DATA SHOWN:
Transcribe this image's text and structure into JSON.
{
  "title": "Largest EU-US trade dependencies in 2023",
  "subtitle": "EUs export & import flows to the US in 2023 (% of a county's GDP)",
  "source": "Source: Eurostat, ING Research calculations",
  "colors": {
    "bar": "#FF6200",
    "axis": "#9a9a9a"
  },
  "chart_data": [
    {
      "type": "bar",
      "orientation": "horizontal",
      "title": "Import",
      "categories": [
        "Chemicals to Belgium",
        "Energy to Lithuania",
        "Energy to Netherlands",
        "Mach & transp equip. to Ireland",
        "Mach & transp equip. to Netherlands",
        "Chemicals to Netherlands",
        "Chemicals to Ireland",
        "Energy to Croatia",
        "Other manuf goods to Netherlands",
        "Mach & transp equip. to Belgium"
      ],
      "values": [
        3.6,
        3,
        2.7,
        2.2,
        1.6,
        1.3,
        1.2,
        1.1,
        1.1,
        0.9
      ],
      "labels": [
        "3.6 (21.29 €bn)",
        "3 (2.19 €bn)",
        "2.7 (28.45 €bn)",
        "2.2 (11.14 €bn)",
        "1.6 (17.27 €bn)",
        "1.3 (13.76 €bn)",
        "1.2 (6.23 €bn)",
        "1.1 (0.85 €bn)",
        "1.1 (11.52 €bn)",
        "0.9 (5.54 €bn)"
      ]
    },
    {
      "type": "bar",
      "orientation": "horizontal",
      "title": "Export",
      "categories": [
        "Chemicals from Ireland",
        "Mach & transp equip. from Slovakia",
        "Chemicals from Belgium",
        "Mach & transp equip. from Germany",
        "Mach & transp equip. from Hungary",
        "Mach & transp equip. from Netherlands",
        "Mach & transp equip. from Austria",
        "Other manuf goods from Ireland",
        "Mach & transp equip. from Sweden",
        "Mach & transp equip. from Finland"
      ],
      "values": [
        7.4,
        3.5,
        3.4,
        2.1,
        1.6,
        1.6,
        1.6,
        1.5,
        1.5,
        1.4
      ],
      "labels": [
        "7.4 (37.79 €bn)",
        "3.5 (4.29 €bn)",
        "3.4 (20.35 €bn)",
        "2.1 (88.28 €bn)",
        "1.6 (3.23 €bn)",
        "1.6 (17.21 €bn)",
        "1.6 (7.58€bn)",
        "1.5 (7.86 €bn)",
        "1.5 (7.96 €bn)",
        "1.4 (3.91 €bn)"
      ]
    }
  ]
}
* * *
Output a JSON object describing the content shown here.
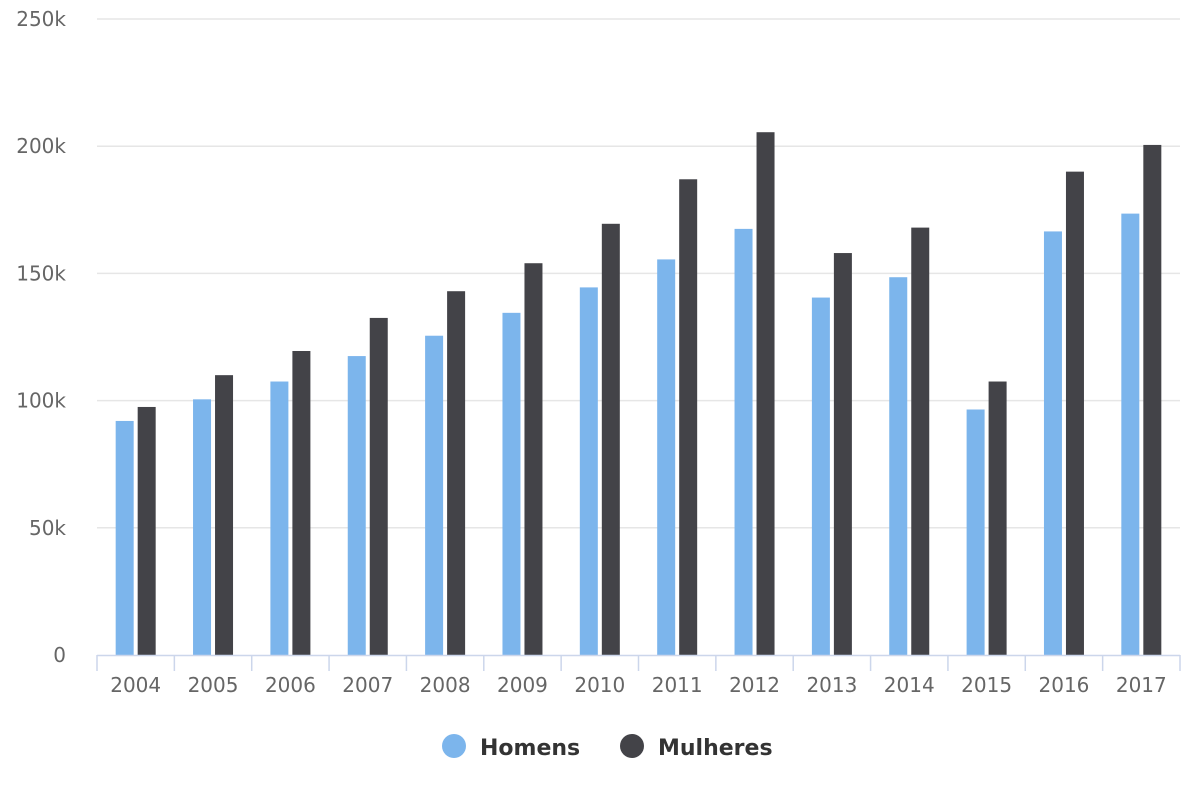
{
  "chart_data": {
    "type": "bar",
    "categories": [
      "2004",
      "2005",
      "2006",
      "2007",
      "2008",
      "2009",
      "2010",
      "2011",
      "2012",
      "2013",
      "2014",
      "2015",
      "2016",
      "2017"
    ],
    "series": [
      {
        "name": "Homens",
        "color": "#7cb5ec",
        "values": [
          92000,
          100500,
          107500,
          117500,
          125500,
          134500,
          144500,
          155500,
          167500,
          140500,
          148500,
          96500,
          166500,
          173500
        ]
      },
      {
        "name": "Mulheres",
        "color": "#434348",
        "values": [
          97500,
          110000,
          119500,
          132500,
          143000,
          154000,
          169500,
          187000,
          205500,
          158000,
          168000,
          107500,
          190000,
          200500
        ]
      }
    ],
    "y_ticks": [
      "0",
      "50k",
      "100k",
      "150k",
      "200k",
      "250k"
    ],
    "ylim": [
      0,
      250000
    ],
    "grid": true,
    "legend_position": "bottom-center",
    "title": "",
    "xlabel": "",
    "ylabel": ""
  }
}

INSTRUCTION:
How many of the lines above include the word "Energy"? Respond with the number alone.

RESPONSE FOR THIS EXERCISE:
3